Direction: Transcribe each record below word for word.

Entries supplied:
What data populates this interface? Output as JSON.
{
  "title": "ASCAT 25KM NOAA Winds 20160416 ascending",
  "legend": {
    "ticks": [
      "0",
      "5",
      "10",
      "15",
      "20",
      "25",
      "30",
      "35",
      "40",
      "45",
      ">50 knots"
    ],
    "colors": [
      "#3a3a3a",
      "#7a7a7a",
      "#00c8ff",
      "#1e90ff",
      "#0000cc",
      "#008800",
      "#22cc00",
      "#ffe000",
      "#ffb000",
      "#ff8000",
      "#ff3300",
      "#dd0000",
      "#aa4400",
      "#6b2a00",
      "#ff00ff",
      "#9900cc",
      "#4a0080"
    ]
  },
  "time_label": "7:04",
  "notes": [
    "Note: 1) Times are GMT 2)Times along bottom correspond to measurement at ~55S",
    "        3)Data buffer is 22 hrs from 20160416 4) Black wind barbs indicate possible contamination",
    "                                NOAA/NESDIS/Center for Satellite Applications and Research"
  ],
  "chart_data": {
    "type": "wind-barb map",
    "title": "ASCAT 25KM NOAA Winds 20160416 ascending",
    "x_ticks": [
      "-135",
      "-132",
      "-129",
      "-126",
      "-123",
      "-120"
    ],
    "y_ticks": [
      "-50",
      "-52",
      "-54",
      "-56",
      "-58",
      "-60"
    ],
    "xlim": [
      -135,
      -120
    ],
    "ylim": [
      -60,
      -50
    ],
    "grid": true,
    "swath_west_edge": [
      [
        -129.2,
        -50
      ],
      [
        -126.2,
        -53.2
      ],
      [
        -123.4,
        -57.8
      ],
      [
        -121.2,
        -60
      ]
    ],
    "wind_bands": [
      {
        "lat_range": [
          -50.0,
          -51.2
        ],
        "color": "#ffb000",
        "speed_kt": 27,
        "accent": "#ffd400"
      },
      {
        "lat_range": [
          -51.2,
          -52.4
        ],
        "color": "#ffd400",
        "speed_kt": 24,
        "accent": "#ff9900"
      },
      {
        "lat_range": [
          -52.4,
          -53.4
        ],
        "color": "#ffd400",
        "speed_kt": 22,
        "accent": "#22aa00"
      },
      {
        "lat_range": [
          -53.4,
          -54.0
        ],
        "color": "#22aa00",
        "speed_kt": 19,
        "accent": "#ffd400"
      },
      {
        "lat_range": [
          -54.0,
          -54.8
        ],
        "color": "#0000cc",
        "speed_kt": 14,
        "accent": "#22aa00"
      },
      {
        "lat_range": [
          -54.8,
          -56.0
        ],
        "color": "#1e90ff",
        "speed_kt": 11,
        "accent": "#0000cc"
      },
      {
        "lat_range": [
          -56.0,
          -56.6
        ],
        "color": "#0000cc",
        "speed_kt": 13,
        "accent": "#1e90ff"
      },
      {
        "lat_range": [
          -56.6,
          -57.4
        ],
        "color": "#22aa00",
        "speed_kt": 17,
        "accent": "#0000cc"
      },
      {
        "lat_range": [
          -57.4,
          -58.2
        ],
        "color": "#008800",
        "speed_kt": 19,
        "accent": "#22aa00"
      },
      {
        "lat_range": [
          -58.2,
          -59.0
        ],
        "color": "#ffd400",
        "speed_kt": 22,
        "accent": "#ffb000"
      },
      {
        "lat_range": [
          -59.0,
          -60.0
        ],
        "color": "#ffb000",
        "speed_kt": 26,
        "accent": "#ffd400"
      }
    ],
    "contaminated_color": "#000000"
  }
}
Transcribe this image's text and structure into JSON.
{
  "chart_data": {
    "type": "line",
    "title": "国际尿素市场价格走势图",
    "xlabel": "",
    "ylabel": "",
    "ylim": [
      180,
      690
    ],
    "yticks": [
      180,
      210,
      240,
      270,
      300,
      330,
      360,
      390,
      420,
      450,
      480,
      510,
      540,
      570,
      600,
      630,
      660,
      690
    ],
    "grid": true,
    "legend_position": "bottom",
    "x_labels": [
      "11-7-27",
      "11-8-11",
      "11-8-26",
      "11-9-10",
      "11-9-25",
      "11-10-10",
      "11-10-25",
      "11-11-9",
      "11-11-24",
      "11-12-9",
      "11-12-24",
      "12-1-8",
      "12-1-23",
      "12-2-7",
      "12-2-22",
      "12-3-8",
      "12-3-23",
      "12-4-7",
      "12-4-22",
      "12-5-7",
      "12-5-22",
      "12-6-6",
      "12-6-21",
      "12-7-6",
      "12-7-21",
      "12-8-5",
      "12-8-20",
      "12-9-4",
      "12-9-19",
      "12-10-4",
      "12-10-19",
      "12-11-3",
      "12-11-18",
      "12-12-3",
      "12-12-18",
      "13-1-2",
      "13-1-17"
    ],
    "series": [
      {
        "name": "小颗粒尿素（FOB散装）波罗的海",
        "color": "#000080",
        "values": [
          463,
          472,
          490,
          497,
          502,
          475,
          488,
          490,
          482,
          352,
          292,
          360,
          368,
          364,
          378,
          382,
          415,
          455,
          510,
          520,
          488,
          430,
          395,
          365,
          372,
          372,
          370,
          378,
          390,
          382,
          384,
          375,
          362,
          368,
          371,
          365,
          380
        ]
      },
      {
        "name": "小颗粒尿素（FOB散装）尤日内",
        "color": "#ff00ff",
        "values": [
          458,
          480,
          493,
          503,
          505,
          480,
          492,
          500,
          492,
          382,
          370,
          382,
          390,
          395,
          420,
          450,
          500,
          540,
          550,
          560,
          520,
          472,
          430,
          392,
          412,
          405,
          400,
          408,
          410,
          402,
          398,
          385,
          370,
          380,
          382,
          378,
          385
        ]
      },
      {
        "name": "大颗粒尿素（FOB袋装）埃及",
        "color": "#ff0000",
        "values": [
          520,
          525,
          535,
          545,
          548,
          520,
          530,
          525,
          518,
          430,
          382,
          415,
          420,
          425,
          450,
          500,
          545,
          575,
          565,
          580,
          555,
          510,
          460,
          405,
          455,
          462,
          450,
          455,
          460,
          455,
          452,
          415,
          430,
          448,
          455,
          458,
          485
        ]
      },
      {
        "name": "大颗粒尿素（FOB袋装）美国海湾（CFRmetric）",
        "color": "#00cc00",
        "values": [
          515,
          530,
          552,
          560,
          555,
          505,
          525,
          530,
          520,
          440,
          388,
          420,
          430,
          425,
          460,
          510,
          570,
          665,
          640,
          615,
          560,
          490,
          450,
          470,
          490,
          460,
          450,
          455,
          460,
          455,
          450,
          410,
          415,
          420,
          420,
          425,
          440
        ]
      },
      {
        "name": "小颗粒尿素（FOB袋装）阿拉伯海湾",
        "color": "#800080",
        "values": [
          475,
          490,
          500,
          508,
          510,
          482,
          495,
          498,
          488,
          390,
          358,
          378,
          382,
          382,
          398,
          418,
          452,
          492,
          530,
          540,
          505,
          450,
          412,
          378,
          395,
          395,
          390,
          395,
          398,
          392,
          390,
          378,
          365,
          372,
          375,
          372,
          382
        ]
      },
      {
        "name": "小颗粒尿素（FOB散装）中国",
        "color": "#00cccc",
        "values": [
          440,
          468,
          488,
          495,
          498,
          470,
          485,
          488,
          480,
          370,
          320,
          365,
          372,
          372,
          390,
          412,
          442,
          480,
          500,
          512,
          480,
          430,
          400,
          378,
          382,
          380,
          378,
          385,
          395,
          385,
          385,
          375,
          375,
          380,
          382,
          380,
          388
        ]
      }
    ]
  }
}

Response below:
What data populates this interface? Output as JSON.
{
  "title": "ASCAT 25KM NOAA Winds 20160416 ascending",
  "legend": {
    "ticks": [
      "0",
      "5",
      "10",
      "15",
      "20",
      "25",
      "30",
      "35",
      "40",
      "45",
      ">50 knots"
    ],
    "colors": [
      "#3a3a3a",
      "#7a7a7a",
      "#00c8ff",
      "#1e90ff",
      "#0000cc",
      "#008800",
      "#22cc00",
      "#ffe000",
      "#ffb000",
      "#ff8000",
      "#ff3300",
      "#dd0000",
      "#aa4400",
      "#6b2a00",
      "#ff00ff",
      "#9900cc",
      "#4a0080"
    ]
  },
  "time_label": "7:04",
  "notes": [
    "Note: 1) Times are GMT 2)Times along bottom correspond to measurement at ~55S",
    "        3)Data buffer is 22 hrs from 20160416 4) Black wind barbs indicate possible contamination",
    "                                NOAA/NESDIS/Center for Satellite Applications and Research"
  ],
  "chart_data": {
    "type": "wind-barb map",
    "title": "ASCAT 25KM NOAA Winds 20160416 ascending",
    "x_ticks": [
      "-135",
      "-132",
      "-129",
      "-126",
      "-123",
      "-120"
    ],
    "y_ticks": [
      "-50",
      "-52",
      "-54",
      "-56",
      "-58",
      "-60"
    ],
    "xlim": [
      -135,
      -120
    ],
    "ylim": [
      -60,
      -50
    ],
    "grid": true,
    "swath_west_edge": [
      [
        -129.2,
        -50
      ],
      [
        -126.2,
        -53.2
      ],
      [
        -123.4,
        -57.8
      ],
      [
        -121.2,
        -60
      ]
    ],
    "wind_bands": [
      {
        "lat_range": [
          -50.0,
          -51.2
        ],
        "color": "#ffb000",
        "speed_kt": 27,
        "accent": "#ffd400"
      },
      {
        "lat_range": [
          -51.2,
          -52.4
        ],
        "color": "#ffd400",
        "speed_kt": 24,
        "accent": "#ff9900"
      },
      {
        "lat_range": [
          -52.4,
          -53.4
        ],
        "color": "#ffd400",
        "speed_kt": 22,
        "accent": "#22aa00"
      },
      {
        "lat_range": [
          -53.4,
          -54.0
        ],
        "color": "#22aa00",
        "speed_kt": 19,
        "accent": "#ffd400"
      },
      {
        "lat_range": [
          -54.0,
          -54.8
        ],
        "color": "#0000cc",
        "speed_kt": 14,
        "accent": "#22aa00"
      },
      {
        "lat_range": [
          -54.8,
          -56.0
        ],
        "color": "#1e90ff",
        "speed_kt": 11,
        "accent": "#0000cc"
      },
      {
        "lat_range": [
          -56.0,
          -56.6
        ],
        "color": "#0000cc",
        "speed_kt": 13,
        "accent": "#1e90ff"
      },
      {
        "lat_range": [
          -56.6,
          -57.4
        ],
        "color": "#22aa00",
        "speed_kt": 17,
        "accent": "#0000cc"
      },
      {
        "lat_range": [
          -57.4,
          -58.2
        ],
        "color": "#008800",
        "speed_kt": 19,
        "accent": "#22aa00"
      },
      {
        "lat_range": [
          -58.2,
          -59.0
        ],
        "color": "#ffd400",
        "speed_kt": 22,
        "accent": "#ffb000"
      },
      {
        "lat_range": [
          -59.0,
          -60.0
        ],
        "color": "#ffb000",
        "speed_kt": 26,
        "accent": "#ffd400"
      }
    ],
    "contaminated_color": "#000000"
  }
}
Transcribe this image's text and structure into JSON.
{
  "chart_data": {
    "type": "line",
    "title": "国际尿素市场价格走势图",
    "xlabel": "",
    "ylabel": "",
    "ylim": [
      180,
      690
    ],
    "yticks": [
      180,
      210,
      240,
      270,
      300,
      330,
      360,
      390,
      420,
      450,
      480,
      510,
      540,
      570,
      600,
      630,
      660,
      690
    ],
    "grid": true,
    "legend_position": "bottom",
    "x_labels": [
      "11-7-27",
      "11-8-11",
      "11-8-26",
      "11-9-10",
      "11-9-25",
      "11-10-10",
      "11-10-25",
      "11-11-9",
      "11-11-24",
      "11-12-9",
      "11-12-24",
      "12-1-8",
      "12-1-23",
      "12-2-7",
      "12-2-22",
      "12-3-8",
      "12-3-23",
      "12-4-7",
      "12-4-22",
      "12-5-7",
      "12-5-22",
      "12-6-6",
      "12-6-21",
      "12-7-6",
      "12-7-21",
      "12-8-5",
      "12-8-20",
      "12-9-4",
      "12-9-19",
      "12-10-4",
      "12-10-19",
      "12-11-3",
      "12-11-18",
      "12-12-3",
      "12-12-18",
      "13-1-2",
      "13-1-17"
    ],
    "series": [
      {
        "name": "小颗粒尿素（FOB散装）波罗的海",
        "color": "#000080",
        "values": [
          463,
          472,
          490,
          497,
          502,
          475,
          488,
          490,
          482,
          352,
          292,
          360,
          368,
          364,
          378,
          382,
          415,
          455,
          510,
          520,
          488,
          430,
          395,
          365,
          372,
          372,
          370,
          378,
          390,
          382,
          384,
          375,
          362,
          368,
          371,
          365,
          380
        ]
      },
      {
        "name": "小颗粒尿素（FOB散装）尤日内",
        "color": "#ff00ff",
        "values": [
          458,
          480,
          493,
          503,
          505,
          480,
          492,
          500,
          492,
          382,
          370,
          382,
          390,
          395,
          420,
          450,
          500,
          540,
          550,
          560,
          520,
          472,
          430,
          392,
          412,
          405,
          400,
          408,
          410,
          402,
          398,
          385,
          370,
          380,
          382,
          378,
          385
        ]
      },
      {
        "name": "大颗粒尿素（FOB袋装）埃及",
        "color": "#ff0000",
        "values": [
          520,
          525,
          535,
          545,
          548,
          520,
          530,
          525,
          518,
          430,
          382,
          415,
          420,
          425,
          450,
          500,
          545,
          575,
          565,
          580,
          555,
          510,
          460,
          405,
          455,
          462,
          450,
          455,
          460,
          455,
          452,
          415,
          430,
          448,
          455,
          458,
          485
        ]
      },
      {
        "name": "大颗粒尿素（FOB袋装）美国海湾（CFRmetric）",
        "color": "#00cc00",
        "values": [
          515,
          530,
          552,
          560,
          555,
          505,
          525,
          530,
          520,
          440,
          388,
          420,
          430,
          425,
          460,
          510,
          570,
          665,
          640,
          615,
          560,
          490,
          450,
          470,
          490,
          460,
          450,
          455,
          460,
          455,
          450,
          410,
          415,
          420,
          420,
          425,
          440
        ]
      },
      {
        "name": "小颗粒尿素（FOB袋装）阿拉伯海湾",
        "color": "#800080",
        "values": [
          475,
          490,
          500,
          508,
          510,
          482,
          495,
          498,
          488,
          390,
          358,
          378,
          382,
          382,
          398,
          418,
          452,
          492,
          530,
          540,
          505,
          450,
          412,
          378,
          395,
          395,
          390,
          395,
          398,
          392,
          390,
          378,
          365,
          372,
          375,
          372,
          382
        ]
      },
      {
        "name": "小颗粒尿素（FOB散装）中国",
        "color": "#00cccc",
        "values": [
          440,
          468,
          488,
          495,
          498,
          470,
          485,
          488,
          480,
          370,
          320,
          365,
          372,
          372,
          390,
          412,
          442,
          480,
          500,
          512,
          480,
          430,
          400,
          378,
          382,
          380,
          378,
          385,
          395,
          385,
          385,
          375,
          375,
          380,
          382,
          380,
          388
        ]
      }
    ]
  }
}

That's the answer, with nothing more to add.